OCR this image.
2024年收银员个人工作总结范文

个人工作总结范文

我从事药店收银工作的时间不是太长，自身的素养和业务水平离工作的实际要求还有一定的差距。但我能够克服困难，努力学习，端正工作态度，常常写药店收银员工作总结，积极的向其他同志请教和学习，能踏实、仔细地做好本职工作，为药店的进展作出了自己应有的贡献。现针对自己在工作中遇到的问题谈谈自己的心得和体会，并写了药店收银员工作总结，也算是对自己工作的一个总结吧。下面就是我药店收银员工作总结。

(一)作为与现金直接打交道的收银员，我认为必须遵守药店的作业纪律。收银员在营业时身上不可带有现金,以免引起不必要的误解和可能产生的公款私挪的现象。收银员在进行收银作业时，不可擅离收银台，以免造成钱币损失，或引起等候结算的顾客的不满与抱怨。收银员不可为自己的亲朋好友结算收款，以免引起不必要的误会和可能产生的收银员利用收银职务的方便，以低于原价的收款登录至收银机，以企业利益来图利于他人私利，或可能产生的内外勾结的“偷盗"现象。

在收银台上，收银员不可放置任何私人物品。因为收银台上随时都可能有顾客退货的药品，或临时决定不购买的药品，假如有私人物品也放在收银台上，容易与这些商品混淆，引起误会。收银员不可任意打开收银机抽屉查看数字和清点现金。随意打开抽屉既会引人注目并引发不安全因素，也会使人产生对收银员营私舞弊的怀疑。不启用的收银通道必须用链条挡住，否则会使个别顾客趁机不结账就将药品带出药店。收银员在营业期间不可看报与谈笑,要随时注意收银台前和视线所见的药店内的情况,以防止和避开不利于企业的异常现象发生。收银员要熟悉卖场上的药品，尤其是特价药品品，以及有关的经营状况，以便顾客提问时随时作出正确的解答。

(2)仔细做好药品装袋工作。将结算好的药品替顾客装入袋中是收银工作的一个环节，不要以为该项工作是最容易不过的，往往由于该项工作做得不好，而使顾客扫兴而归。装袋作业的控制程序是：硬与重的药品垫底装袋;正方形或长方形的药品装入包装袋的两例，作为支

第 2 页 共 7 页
• • •
Your instructions = Copy the records above exactly as they appear.

Task solution =
OCR this image.
2024年收银员个人工作总结范文

个人工作总结范文

我从事药店收银工作的时间不是太长，自身的素养和业务水平离工作的实际要求还有一定的差距。但我能够克服困难，努力学习，端正工作态度，常常写药店收银员工作总结，积极的向其他同志请教和学习，能踏实、仔细地做好本职工作，为药店的进展作出了自己应有的贡献。现针对自己在工作中遇到的问题谈谈自己的心得和体会，并写了药店收银员工作总结，也算是对自己工作的一个总结吧。下面就是我药店收银员工作总结。

(一)作为与现金直接打交道的收银员，我认为必须遵守药店的作业纪律。收银员在营业时身上不可带有现金,以免引起不必要的误解和可能产生的公款私挪的现象。收银员在进行收银作业时，不可擅离收银台，以免造成钱币损失，或引起等候结算的顾客的不满与抱怨。收银员不可为自己的亲朋好友结算收款，以免引起不必要的误会和可能产生的收银员利用收银职务的方便，以低于原价的收款登录至收银机，以企业利益来图利于他人私利，或可能产生的内外勾结的“偷盗"现象。

在收银台上，收银员不可放置任何私人物品。因为收银台上随时都可能有顾客退货的药品，或临时决定不购买的药品，假如有私人物品也放在收银台上，容易与这些商品混淆，引起误会。收银员不可任意打开收银机抽屉查看数字和清点现金。随意打开抽屉既会引人注目并引发不安全因素，也会使人产生对收银员营私舞弊的怀疑。不启用的收银通道必须用链条挡住，否则会使个别顾客趁机不结账就将药品带出药店。收银员在营业期间不可看报与谈笑,要随时注意收银台前和视线所见的药店内的情况,以防止和避开不利于企业的异常现象发生。收银员要熟悉卖场上的药品，尤其是特价药品品，以及有关的经营状况，以便顾客提问时随时作出正确的解答。

(2)仔细做好药品装袋工作。将结算好的药品替顾客装入袋中是收银工作的一个环节，不要以为该项工作是最容易不过的，往往由于该项工作做得不好，而使顾客扫兴而归。装袋作业的控制程序是：硬与重的药品垫底装袋;正方形或长方形的药品装入包装袋的两例，作为支

第 2 页 共 7 页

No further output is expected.